The problem:
Restate the records in their entirety, word for word.
------ Data shown ------
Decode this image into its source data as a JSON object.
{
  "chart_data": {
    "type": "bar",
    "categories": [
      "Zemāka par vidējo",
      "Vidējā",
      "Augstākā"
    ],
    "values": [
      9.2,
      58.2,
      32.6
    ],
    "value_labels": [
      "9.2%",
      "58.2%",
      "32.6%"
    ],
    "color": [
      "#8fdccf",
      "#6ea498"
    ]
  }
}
------
Answer to this task:
Decode this image into its source data as a JSON object.
{
  "chart_data": {
    "type": "bar",
    "categories": [
      "Zemāka par vidējo",
      "Vidējā",
      "Augstākā"
    ],
    "values": [
      9.2,
      58.2,
      32.6
    ],
    "value_labels": [
      "9.2%",
      "58.2%",
      "32.6%"
    ],
    "color": [
      "#8fdccf",
      "#6ea498"
    ]
  }
}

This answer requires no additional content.